** begin Data for this task **
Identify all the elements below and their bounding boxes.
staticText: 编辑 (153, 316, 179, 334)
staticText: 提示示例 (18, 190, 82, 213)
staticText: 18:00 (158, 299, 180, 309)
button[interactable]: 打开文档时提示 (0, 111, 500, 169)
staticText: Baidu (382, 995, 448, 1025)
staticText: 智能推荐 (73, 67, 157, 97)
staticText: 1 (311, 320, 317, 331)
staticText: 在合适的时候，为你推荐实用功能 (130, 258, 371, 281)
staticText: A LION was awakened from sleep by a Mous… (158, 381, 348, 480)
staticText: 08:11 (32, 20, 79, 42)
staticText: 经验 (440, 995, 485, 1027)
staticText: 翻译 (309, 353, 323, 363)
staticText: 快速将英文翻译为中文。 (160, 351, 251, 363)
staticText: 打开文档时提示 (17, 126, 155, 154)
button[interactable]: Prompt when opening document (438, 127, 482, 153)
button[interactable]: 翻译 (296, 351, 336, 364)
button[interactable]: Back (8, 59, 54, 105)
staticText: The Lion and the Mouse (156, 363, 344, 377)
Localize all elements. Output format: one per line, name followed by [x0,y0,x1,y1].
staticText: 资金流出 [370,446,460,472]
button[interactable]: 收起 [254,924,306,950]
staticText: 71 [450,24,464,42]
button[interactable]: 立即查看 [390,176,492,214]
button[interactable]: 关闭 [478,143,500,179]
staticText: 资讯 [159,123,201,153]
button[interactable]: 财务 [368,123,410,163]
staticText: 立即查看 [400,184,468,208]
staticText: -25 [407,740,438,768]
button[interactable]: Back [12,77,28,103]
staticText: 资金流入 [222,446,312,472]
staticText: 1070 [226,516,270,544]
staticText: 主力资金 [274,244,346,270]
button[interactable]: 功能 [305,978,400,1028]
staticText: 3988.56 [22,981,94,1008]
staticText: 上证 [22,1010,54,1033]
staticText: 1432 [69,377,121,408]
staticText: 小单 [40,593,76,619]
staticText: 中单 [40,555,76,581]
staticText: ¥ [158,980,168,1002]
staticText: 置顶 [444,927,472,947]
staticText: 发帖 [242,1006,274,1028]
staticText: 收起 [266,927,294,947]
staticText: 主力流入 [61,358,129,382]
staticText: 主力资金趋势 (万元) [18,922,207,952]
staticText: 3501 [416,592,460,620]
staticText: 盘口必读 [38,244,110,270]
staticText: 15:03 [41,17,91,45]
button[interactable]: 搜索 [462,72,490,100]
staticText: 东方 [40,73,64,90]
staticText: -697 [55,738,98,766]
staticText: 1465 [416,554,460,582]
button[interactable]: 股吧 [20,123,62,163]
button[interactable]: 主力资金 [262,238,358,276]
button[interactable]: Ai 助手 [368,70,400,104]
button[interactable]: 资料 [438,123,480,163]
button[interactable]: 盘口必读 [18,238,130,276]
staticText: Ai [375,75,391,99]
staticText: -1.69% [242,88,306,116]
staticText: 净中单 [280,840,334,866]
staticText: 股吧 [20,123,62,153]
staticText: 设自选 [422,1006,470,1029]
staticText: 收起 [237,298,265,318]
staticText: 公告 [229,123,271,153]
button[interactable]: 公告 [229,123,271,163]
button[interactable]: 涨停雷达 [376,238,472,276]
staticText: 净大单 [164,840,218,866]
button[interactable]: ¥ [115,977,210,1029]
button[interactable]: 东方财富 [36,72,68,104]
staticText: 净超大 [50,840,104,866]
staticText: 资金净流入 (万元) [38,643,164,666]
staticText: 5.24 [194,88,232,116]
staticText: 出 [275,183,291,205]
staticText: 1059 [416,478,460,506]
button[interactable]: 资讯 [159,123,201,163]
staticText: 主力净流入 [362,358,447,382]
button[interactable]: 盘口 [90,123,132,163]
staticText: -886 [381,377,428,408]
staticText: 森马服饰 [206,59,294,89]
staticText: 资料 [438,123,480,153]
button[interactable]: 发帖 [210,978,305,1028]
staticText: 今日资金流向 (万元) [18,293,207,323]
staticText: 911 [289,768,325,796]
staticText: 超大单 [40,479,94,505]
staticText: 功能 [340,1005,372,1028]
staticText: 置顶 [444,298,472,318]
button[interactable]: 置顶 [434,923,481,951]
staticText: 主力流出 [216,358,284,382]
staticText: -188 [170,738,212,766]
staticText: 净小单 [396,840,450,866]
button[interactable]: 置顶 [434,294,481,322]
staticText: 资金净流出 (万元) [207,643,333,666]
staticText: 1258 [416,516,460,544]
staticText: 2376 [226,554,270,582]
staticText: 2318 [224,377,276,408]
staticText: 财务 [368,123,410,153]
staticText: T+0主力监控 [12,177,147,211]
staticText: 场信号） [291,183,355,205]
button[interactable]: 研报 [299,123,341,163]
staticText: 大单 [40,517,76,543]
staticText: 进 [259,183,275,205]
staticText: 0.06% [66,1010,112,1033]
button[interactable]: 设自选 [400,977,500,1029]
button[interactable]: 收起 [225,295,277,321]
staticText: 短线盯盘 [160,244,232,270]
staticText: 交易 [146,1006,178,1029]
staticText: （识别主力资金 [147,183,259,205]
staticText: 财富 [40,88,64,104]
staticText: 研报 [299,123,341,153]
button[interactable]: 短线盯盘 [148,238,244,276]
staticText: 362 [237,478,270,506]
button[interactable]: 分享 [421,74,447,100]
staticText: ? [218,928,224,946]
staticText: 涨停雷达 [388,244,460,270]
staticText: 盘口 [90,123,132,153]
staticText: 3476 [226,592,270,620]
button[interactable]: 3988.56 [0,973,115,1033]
** end Data for this task **
* Set task
Return every line in the rows above that contains the string "涨停雷达".

* Exercise result
button[interactable]: 涨停雷达 [376,238,472,276]
staticText: 涨停雷达 [388,244,460,270]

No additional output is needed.